▸ Task brief: Each line should be copied exactly.

++++ Task data

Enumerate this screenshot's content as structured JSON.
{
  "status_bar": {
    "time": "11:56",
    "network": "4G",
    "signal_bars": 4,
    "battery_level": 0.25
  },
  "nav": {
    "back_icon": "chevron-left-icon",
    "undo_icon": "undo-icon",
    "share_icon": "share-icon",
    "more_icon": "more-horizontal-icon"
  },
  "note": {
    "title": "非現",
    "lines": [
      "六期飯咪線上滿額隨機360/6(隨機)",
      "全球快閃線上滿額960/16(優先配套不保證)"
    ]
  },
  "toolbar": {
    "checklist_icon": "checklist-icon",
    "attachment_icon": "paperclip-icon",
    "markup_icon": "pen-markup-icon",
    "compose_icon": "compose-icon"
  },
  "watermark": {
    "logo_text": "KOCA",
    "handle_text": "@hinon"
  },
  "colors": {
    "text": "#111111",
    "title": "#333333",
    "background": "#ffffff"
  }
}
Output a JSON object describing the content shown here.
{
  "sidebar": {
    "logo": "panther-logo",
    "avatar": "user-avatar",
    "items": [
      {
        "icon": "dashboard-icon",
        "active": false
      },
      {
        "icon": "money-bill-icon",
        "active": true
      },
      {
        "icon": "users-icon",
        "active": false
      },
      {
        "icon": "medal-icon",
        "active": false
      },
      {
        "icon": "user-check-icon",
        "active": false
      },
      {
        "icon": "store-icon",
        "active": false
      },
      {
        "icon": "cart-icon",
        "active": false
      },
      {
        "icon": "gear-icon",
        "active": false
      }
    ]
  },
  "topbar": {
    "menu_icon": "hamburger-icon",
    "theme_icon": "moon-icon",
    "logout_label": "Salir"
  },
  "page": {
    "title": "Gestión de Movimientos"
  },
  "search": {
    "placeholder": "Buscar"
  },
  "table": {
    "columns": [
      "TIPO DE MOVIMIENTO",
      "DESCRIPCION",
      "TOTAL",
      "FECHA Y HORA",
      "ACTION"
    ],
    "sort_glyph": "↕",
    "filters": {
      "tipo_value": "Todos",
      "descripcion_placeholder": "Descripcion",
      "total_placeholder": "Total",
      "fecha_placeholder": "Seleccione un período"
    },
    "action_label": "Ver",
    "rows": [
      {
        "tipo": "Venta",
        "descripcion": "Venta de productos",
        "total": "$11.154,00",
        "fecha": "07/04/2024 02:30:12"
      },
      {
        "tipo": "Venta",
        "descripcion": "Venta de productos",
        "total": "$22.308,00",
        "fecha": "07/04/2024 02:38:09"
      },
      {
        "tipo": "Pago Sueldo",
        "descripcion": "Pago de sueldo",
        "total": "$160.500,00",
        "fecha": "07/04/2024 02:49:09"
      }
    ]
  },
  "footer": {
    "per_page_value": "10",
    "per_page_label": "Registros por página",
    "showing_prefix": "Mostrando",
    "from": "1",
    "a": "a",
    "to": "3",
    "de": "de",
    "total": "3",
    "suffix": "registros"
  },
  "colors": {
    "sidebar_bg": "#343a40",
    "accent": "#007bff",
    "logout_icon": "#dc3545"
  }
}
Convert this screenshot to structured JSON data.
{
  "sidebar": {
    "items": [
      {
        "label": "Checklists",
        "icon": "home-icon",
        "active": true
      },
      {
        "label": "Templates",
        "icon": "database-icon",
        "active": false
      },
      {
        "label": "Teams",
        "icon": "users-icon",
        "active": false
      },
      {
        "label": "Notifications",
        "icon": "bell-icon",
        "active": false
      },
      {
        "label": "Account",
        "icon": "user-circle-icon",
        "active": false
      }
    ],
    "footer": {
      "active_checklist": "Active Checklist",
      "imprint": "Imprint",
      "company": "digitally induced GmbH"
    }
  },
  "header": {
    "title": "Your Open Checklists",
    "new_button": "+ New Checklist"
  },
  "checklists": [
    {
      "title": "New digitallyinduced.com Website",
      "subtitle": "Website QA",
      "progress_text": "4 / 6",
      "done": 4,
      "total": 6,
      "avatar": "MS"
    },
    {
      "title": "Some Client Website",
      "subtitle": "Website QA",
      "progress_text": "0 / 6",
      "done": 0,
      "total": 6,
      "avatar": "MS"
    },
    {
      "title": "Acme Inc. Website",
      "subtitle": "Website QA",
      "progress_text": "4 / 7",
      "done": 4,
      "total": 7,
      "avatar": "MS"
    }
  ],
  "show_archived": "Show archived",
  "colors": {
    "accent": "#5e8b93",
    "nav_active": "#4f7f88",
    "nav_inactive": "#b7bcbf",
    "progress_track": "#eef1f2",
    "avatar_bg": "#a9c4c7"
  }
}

++++++++

▸ Solution:
Enumerate this screenshot's content as structured JSON.
{
  "status_bar": {
    "time": "11:56",
    "network": "4G",
    "signal_bars": 4,
    "battery_level": 0.25
  },
  "nav": {
    "back_icon": "chevron-left-icon",
    "undo_icon": "undo-icon",
    "share_icon": "share-icon",
    "more_icon": "more-horizontal-icon"
  },
  "note": {
    "title": "非現",
    "lines": [
      "六期飯咪線上滿額隨機360/6(隨機)",
      "全球快閃線上滿額960/16(優先配套不保證)"
    ]
  },
  "toolbar": {
    "checklist_icon": "checklist-icon",
    "attachment_icon": "paperclip-icon",
    "markup_icon": "pen-markup-icon",
    "compose_icon": "compose-icon"
  },
  "watermark": {
    "logo_text": "KOCA",
    "handle_text": "@hinon"
  },
  "colors": {
    "text": "#111111",
    "title": "#333333",
    "background": "#ffffff"
  }
}
Output a JSON object describing the content shown here.
{
  "sidebar": {
    "logo": "panther-logo",
    "avatar": "user-avatar",
    "items": [
      {
        "icon": "dashboard-icon",
        "active": false
      },
      {
        "icon": "money-bill-icon",
        "active": true
      },
      {
        "icon": "users-icon",
        "active": false
      },
      {
        "icon": "medal-icon",
        "active": false
      },
      {
        "icon": "user-check-icon",
        "active": false
      },
      {
        "icon": "store-icon",
        "active": false
      },
      {
        "icon": "cart-icon",
        "active": false
      },
      {
        "icon": "gear-icon",
        "active": false
      }
    ]
  },
  "topbar": {
    "menu_icon": "hamburger-icon",
    "theme_icon": "moon-icon",
    "logout_label": "Salir"
  },
  "page": {
    "title": "Gestión de Movimientos"
  },
  "search": {
    "placeholder": "Buscar"
  },
  "table": {
    "columns": [
      "TIPO DE MOVIMIENTO",
      "DESCRIPCION",
      "TOTAL",
      "FECHA Y HORA",
      "ACTION"
    ],
    "sort_glyph": "↕",
    "filters": {
      "tipo_value": "Todos",
      "descripcion_placeholder": "Descripcion",
      "total_placeholder": "Total",
      "fecha_placeholder": "Seleccione un período"
    },
    "action_label": "Ver",
    "rows": [
      {
        "tipo": "Venta",
        "descripcion": "Venta de productos",
        "total": "$11.154,00",
        "fecha": "07/04/2024 02:30:12"
      },
      {
        "tipo": "Venta",
        "descripcion": "Venta de productos",
        "total": "$22.308,00",
        "fecha": "07/04/2024 02:38:09"
      },
      {
        "tipo": "Pago Sueldo",
        "descripcion": "Pago de sueldo",
        "total": "$160.500,00",
        "fecha": "07/04/2024 02:49:09"
      }
    ]
  },
  "footer": {
    "per_page_value": "10",
    "per_page_label": "Registros por página",
    "showing_prefix": "Mostrando",
    "from": "1",
    "a": "a",
    "to": "3",
    "de": "de",
    "total": "3",
    "suffix": "registros"
  },
  "colors": {
    "sidebar_bg": "#343a40",
    "accent": "#007bff",
    "logout_icon": "#dc3545"
  }
}
Convert this screenshot to structured JSON data.
{
  "sidebar": {
    "items": [
      {
        "label": "Checklists",
        "icon": "home-icon",
        "active": true
      },
      {
        "label": "Templates",
        "icon": "database-icon",
        "active": false
      },
      {
        "label": "Teams",
        "icon": "users-icon",
        "active": false
      },
      {
        "label": "Notifications",
        "icon": "bell-icon",
        "active": false
      },
      {
        "label": "Account",
        "icon": "user-circle-icon",
        "active": false
      }
    ],
    "footer": {
      "active_checklist": "Active Checklist",
      "imprint": "Imprint",
      "company": "digitally induced GmbH"
    }
  },
  "header": {
    "title": "Your Open Checklists",
    "new_button": "+ New Checklist"
  },
  "checklists": [
    {
      "title": "New digitallyinduced.com Website",
      "subtitle": "Website QA",
      "progress_text": "4 / 6",
      "done": 4,
      "total": 6,
      "avatar": "MS"
    },
    {
      "title": "Some Client Website",
      "subtitle": "Website QA",
      "progress_text": "0 / 6",
      "done": 0,
      "total": 6,
      "avatar": "MS"
    },
    {
      "title": "Acme Inc. Website",
      "subtitle": "Website QA",
      "progress_text": "4 / 7",
      "done": 4,
      "total": 7,
      "avatar": "MS"
    }
  ],
  "show_archived": "Show archived",
  "colors": {
    "accent": "#5e8b93",
    "nav_active": "#4f7f88",
    "nav_inactive": "#b7bcbf",
    "progress_track": "#eef1f2",
    "avatar_bg": "#a9c4c7"
  }
}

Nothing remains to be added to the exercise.